▸ **PROVIDED ENTRIES**:
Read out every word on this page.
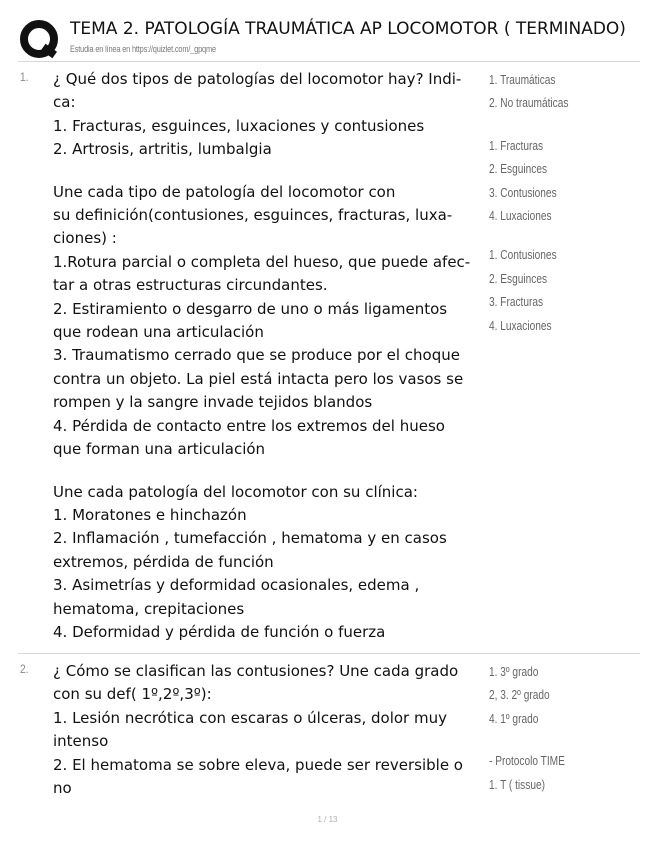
TEMA 2. PATOLOGÍA TRAUMÁTICA AP LOCOMOTOR ( TERMINADO)
Estudia en línea en https://quizlet.com/_gpqme
1. ¿ Qué dos tipos de patologías del locomotor hay? Indi-

ca:

1. Fracturas, esguinces, luxaciones y contusiones

2. Artrosis, artritis, lumbalgia

Une cada tipo de patología del locomotor con

su definición(contusiones, esguinces, fracturas, luxa-

ciones) :

1.Rotura parcial o completa del hueso, que puede afec-

tar a otras estructuras circundantes.

2. Estiramiento o desgarro de uno o más ligamentos

que rodean una articulación

3. Traumatismo cerrado que se produce por el choque

contra un objeto. La piel está intacta pero los vasos se

rompen y la sangre invade tejidos blandos

4. Pérdida de contacto entre los extremos del hueso

que forman una articulación

Une cada patología del locomotor con su clínica:

1. Moratones e hinchazón

2. Inflamación , tumefacción , hematoma y en casos

extremos, pérdida de función

3. Asimetrías y deformidad ocasionales, edema ,

hematoma, crepitaciones

4. Deformidad y pérdida de función o fuerza

1. Traumáticas
2. No traumáticas
1. Fracturas
2. Esguinces
3. Contusiones
4. Luxaciones
1. Contusiones
2. Esguinces
3. Fracturas
4. Luxaciones
2. ¿ Cómo se clasifican las contusiones? Une cada grado

con su def( 1º,2º,3º):

1. Lesión necrótica con escaras o úlceras, dolor muy

intenso

2. El hematoma se sobre eleva, puede ser reversible o

no

1. 3º grado
2, 3. 2º grado
4. 1º grado
- Protocolo TIME
1. T ( tissue)
1 / 13
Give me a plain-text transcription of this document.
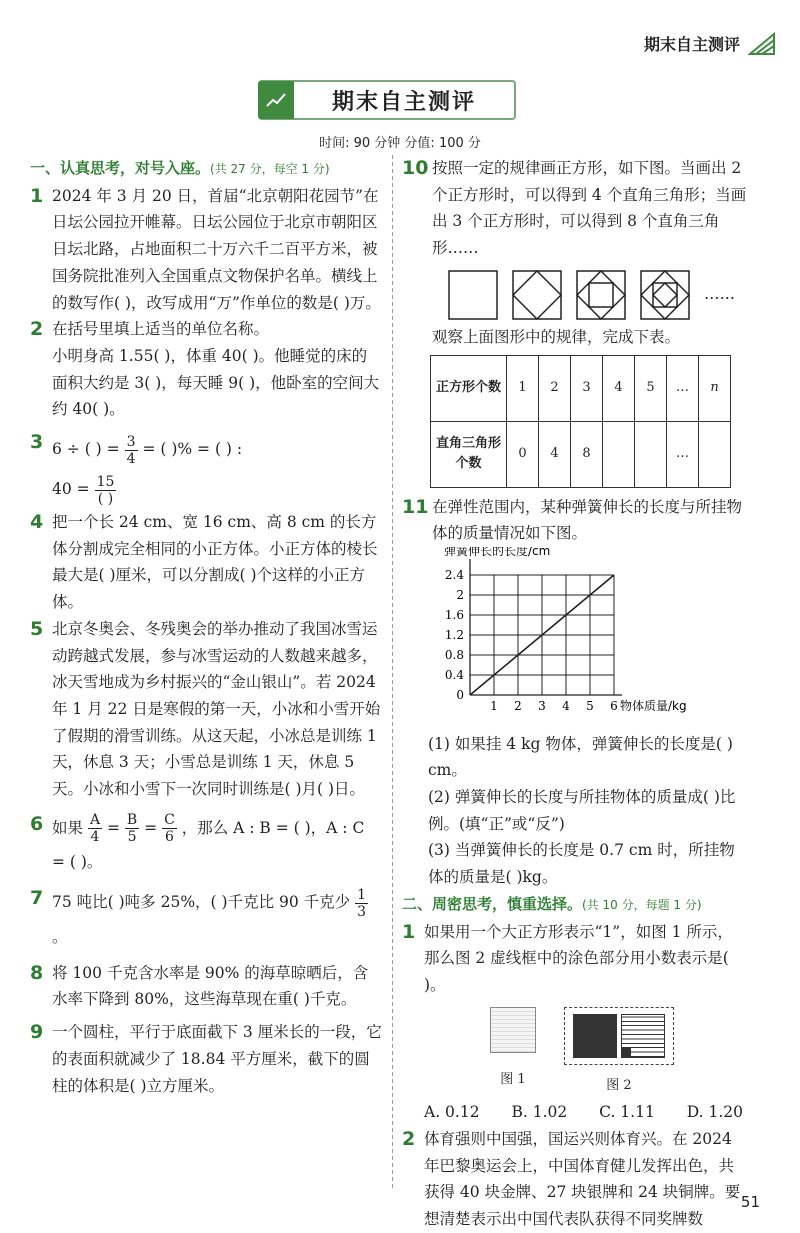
期末自主测评
期末自主测评
时间: 90 分钟 分值: 100 分
一、认真思考，对号入座。(共 27 分，每空 1 分)
1 2024 年 3 月 20 日，首届“北京朝阳花园节”在日坛公园拉开帷幕。日坛公园位于北京市朝阳区日坛北路，占地面积二十万六千二百平方米，被国务院批准列入全国重点文物保护名单。横线上的数写作( )，改写成用“万”作单位的数是( )万。
2 在括号里填上适当的单位名称。
小明身高 1.55( )，体重 40( )。他睡觉的床的面积大约是 3( )，每天睡 9( )，他卧室的空间大约 40( )。
3 6 ÷ ( ) = $\frac{3}{4}$ = ( )% = ( ) :
$40 = \frac{15}{( )}$
4 把一个长 24 cm、宽 16 cm、高 8 cm 的长方体分割成完全相同的小正方体。小正方体的棱长最大是( )厘米，可以分割成( )个这样的小正方体。
5 北京冬奥会、冬残奥会的举办推动了我国冰雪运动跨越式发展，参与冰雪运动的人数越来越多，冰天雪地成为乡村振兴的“金山银山”。若 2024 年 1 月 22 日是寒假的第一天，小冰和小雪开始了假期的滑雪训练。从这天起，小冰总是训练 1 天，休息 3 天；小雪总是训练 1 天，休息 5 天。小冰和小雪下一次同时训练是( )月( )日。
6 如果 $\frac{A}{4} = \frac{B}{5} = \frac{C}{6}$ ，那么 A : B = ( )，A : C = ( )。
7 75 吨比( )吨多 25%，( )千克比 90 千克少 $\frac{1}{3}$
。
8 将 100 千克含水率是 90% 的海草晾晒后，含水率下降到 80%，这些海草现在重( )千克。
9 一个圆柱，平行于底面截下 3 厘米长的一段，它的表面积就减少了 18.84 平方厘米，截下的圆柱的体积是( )立方厘米。
10 按照一定的规律画正方形，如下图。当画出 2 个正方形时，可以得到 4 个直角三角形；当画出 3 个正方形时，可以得到 8 个直角三角形……
……
观察上面图形中的规律，完成下表。
正方形个数	1	2	3	4	5	…	n
直角三角形个数	0	4	8			…	
11 在弹性范围内，某种弹簧伸长的长度与所挂物体的质量情况如下图。
0
0.4
0.8
1.2
1.6
2
2.4
1 2 3 4 5 6
弹簧伸长的长度/cm
物体质量/kg
(1) 如果挂 4 kg 物体，弹簧伸长的长度是( ) cm。
(2) 弹簧伸长的长度与所挂物体的质量成( )比例。(填“正”或“反”)
(3) 当弹簧伸长的长度是 0.7 cm 时，所挂物体的质量是( )kg。
二、周密思考，慎重选择。(共 10 分，每题 1 分)
1 如果用一个大正方形表示“1”，如图 1 所示，那么图 2 虚线框中的涂色部分用小数表示是( )。
图 1	图 2
A. 0.12 B. 1.02 C. 1.11 D. 1.20
2 体育强则中国强，国运兴则体育兴。在 2024 年巴黎奥运会上，中国体育健儿发挥出色，共获得 40 块金牌、27 块银牌和 24 块铜牌。要想清楚表示出中国代表队获得不同奖牌数
51
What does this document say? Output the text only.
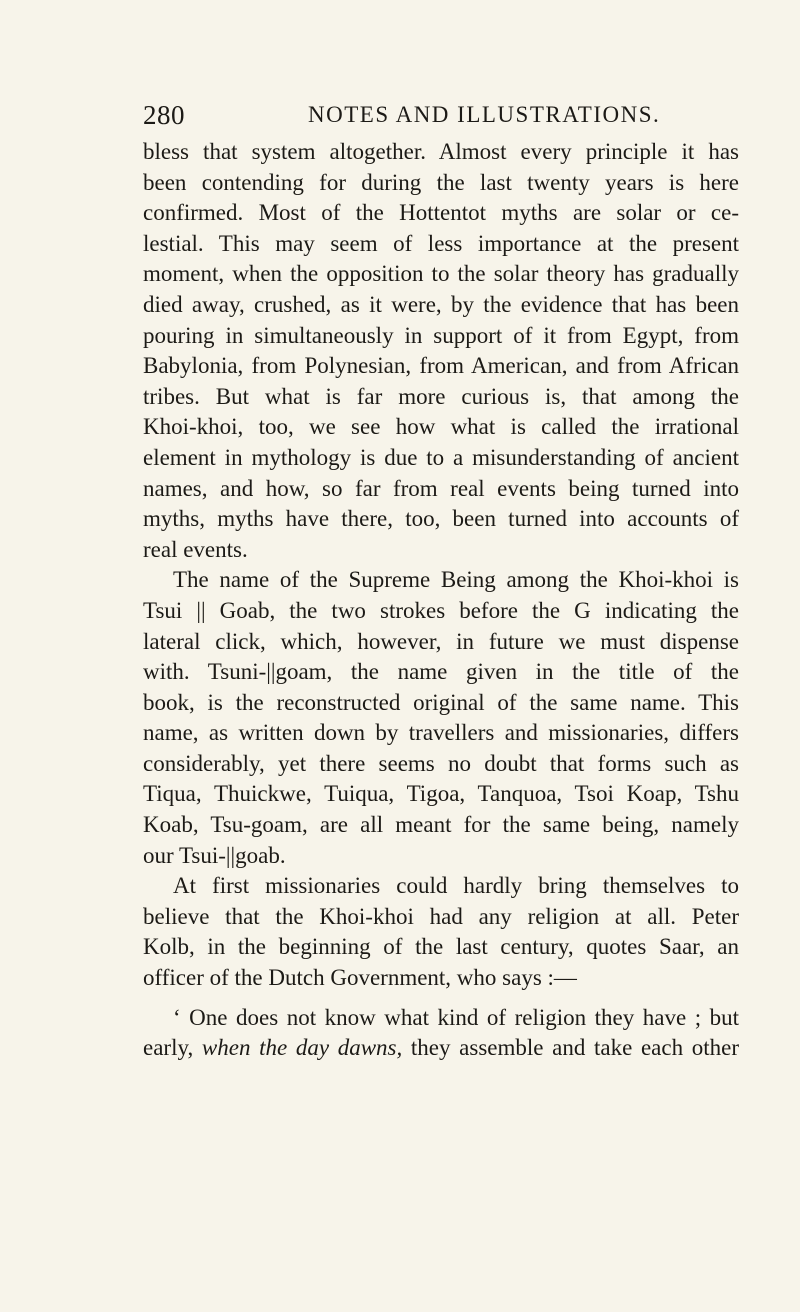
280	NOTES AND ILLUSTRATIONS.
bless that system altogether. Almost every principle it has
been contending for during the last twenty years is here
confirmed. Most of the Hottentot myths are solar or ce-
lestial. This may seem of less importance at the present
moment, when the opposition to the solar theory has gradually
died away, crushed, as it were, by the evidence that has been
pouring in simultaneously in support of it from Egypt, from
Babylonia, from Polynesian, from American, and from African
tribes. But what is far more curious is, that among the
Khoi-khoi, too, we see how what is called the irrational
element in mythology is due to a misunderstanding of ancient
names, and how, so far from real events being turned into
myths, myths have there, too, been turned into accounts of
real events.
The name of the Supreme Being among the Khoi-khoi is
Tsui || Goab, the two strokes before the G indicating the
lateral click, which, however, in future we must dispense
with. Tsuni-||goam, the name given in the title of the
book, is the reconstructed original of the same name. This
name, as written down by travellers and missionaries, differs
considerably, yet there seems no doubt that forms such as
Tiqua, Thuickwe, Tuiqua, Tigoa, Tanquoa, Tsoi Koap, Tshu
Koab, Tsu-goam, are all meant for the same being, namely
our Tsui-||goab.
At first missionaries could hardly bring themselves to
believe that the Khoi-khoi had any religion at all. Peter
Kolb, in the beginning of the last century, quotes Saar, an
officer of the Dutch Government, who says :—
‘ One does not know what kind of religion they have ; but
early, when the day dawns, they assemble and take each other
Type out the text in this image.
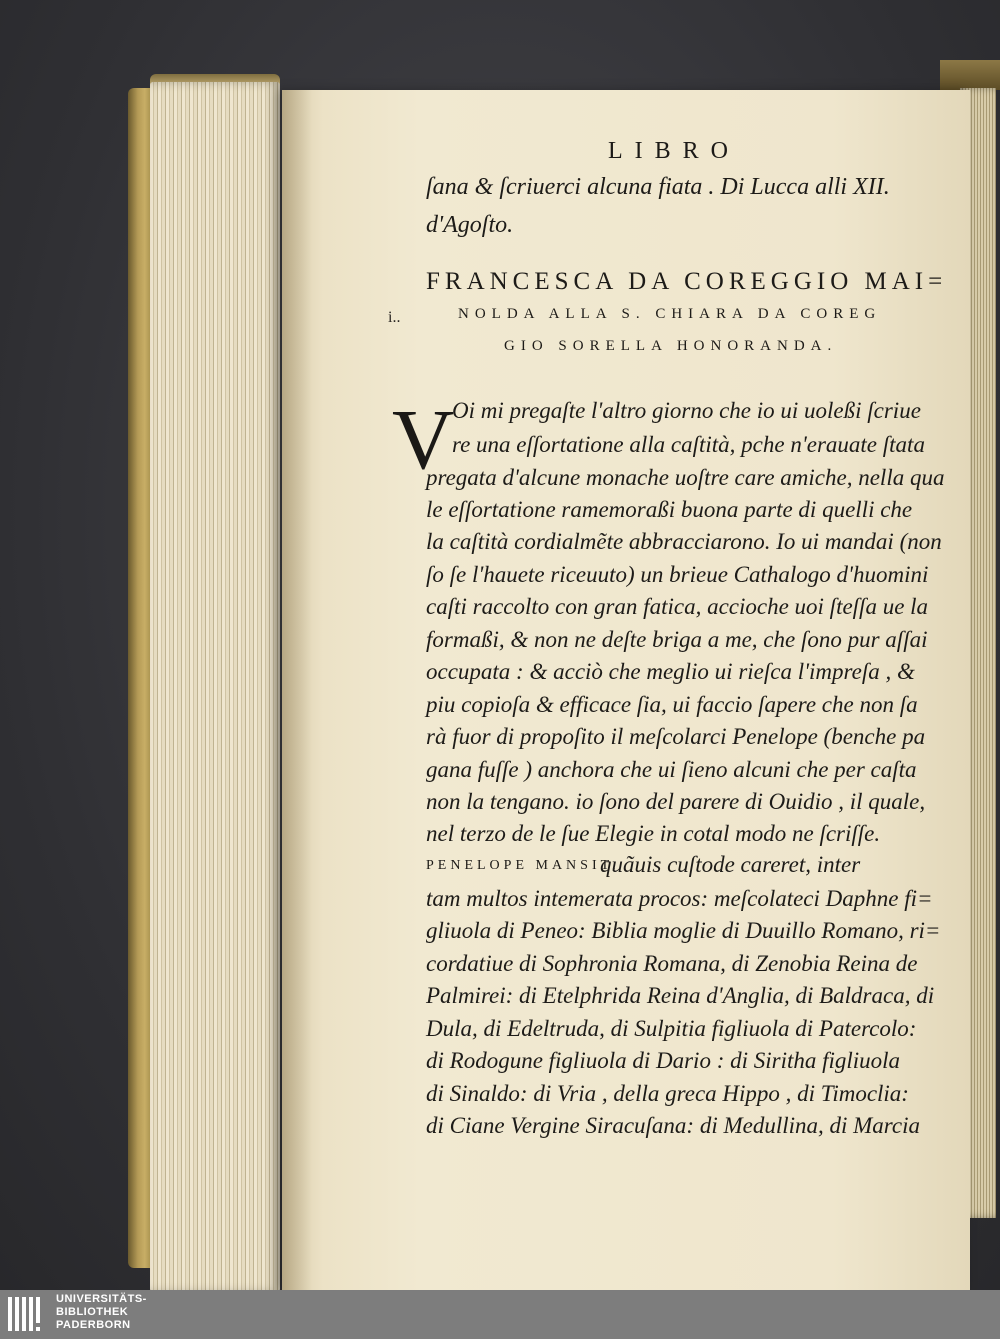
LIBRO
ſana & ſcriuerci alcuna fiata . Di Lucca alli XII.
d'Agoſto.
FRANCESCA DA COREGGIO MAI=
NOLDA ALLA S. CHIARA DA COREG
GIO SORELLA HONORANDA.
i..
V
Oi mi pregaſte l'altro giorno che io ui uoleßi ſcriue
re una eſſortatione alla caſtità, pche n'erauate ſtata
pregata d'alcune monache uoſtre care amiche, nella qua
le eſſortatione ramemoraßi buona parte di quelli che
la caſtità cordialmẽte abbracciarono. Io ui mandai (non
ſo ſe l'hauete riceuuto) un brieue Cathalogo d'huomini
caſti raccolto con gran fatica, accioche uoi ſteſſa ue la
formaßi, & non ne deſte briga a me, che ſono pur aſſai
occupata : & acciò che meglio ui rieſca l'impreſa , &
piu copioſa & efficace ſia, ui faccio ſapere che non ſa
rà fuor di propoſito il meſcolarci Penelope (benche pa
gana fuſſe ) anchora che ui ſieno alcuni che per caſta
non la tengano. io ſono del parere di Ouidio , il quale,
nel terzo de le ſue Elegie in cotal modo ne ſcriſſe.
PENELOPE MANSIT,
quãuis cuſtode careret, inter
tam multos intemerata procos: meſcolateci Daphne fi=
gliuola di Peneo: Biblia moglie di Duuillo Romano, ri=
cordatiue di Sophronia Romana, di Zenobia Reina de
Palmirei: di Etelphrida Reina d'Anglia, di Baldraca, di
Dula, di Edeltruda, di Sulpitia figliuola di Patercolo:
di Rodogune figliuola di Dario : di Siritha figliuola
di Sinaldo: di Vria , della greca Hippo , di Timoclia:
di Ciane Vergine Siracuſana: di Medullina, di Marcia
UNIVERSITÄTS-
BIBLIOTHEK
PADERBORN
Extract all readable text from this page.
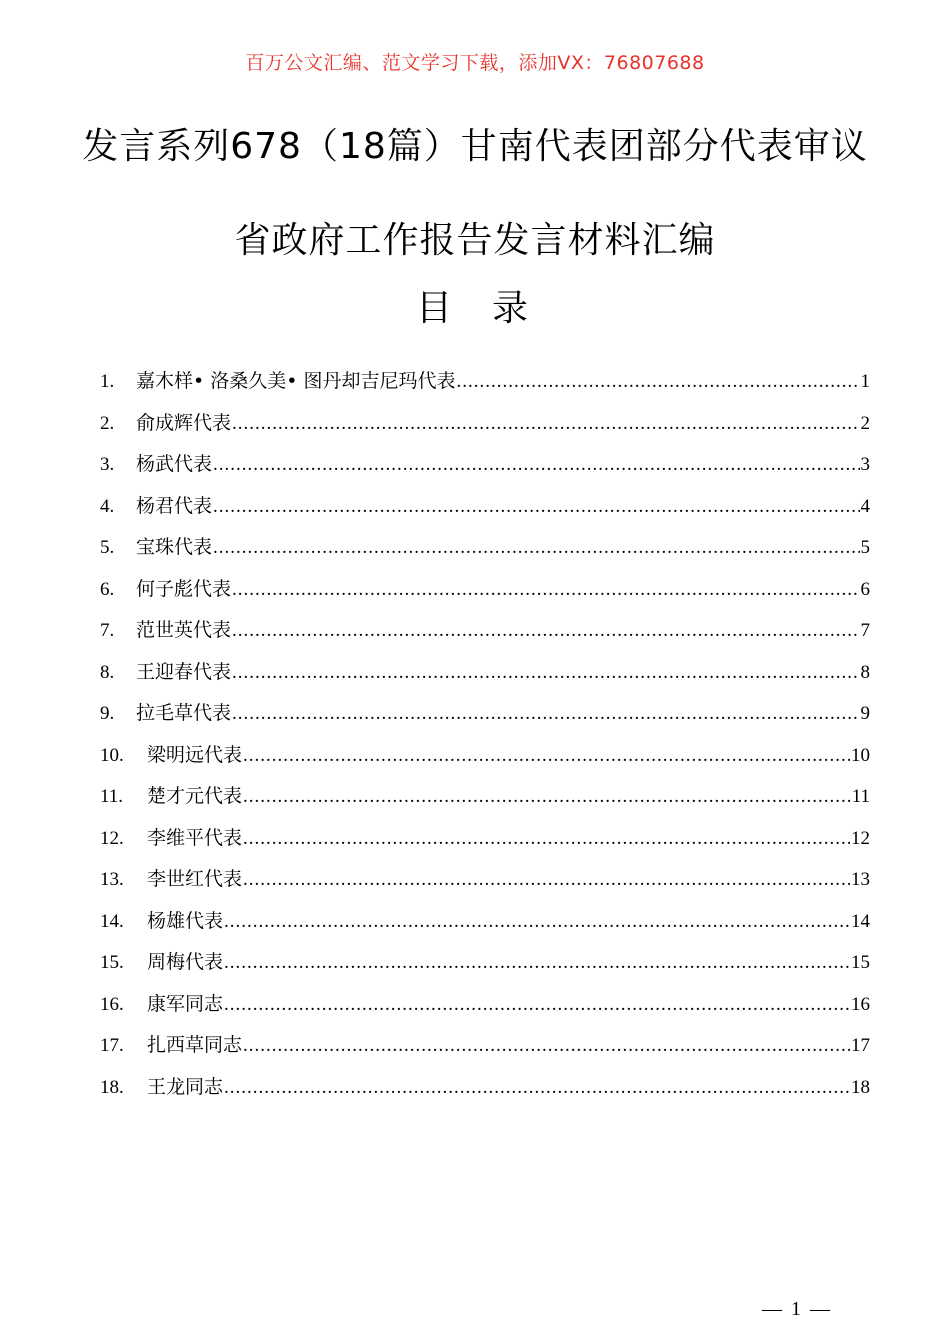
百万公文汇编、范文学习下载，添加VX：76807688
发言系列678（18篇）甘南代表团部分代表审议
省政府工作报告发言材料汇编
目 录
1.	嘉木样• 洛桑久美• 图丹却吉尼玛代表 .....	1
2.	俞成辉代表 .....	2
3.	杨武代表 .....	3
4.	杨君代表 .....	4
5.	宝珠代表 .....	5
6.	何子彪代表 .....	6
7.	范世英代表 .....	7
8.	王迎春代表 .....	8
9.	拉毛草代表 .....	9
10.	梁明远代表 .....	10
11.	楚才元代表 .....	11
12.	李维平代表 .....	12
13.	李世红代表 .....	13
14.	杨雄代表 .....	14
15.	周梅代表 .....	15
16.	康军同志 .....	16
17.	扎西草同志 .....	17
18.	王龙同志 .....	18
— 1 —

▸ **TO BE DONE**: Check each line of the entries above for the word "figliuola". List the ones that have it.

▸ **ANSWER TO THE TASK**:
Dula, di Edeltruda, di Sulpitia figliuola di Patercolo:
di Rodogune figliuola di Dario : di Siritha figliuola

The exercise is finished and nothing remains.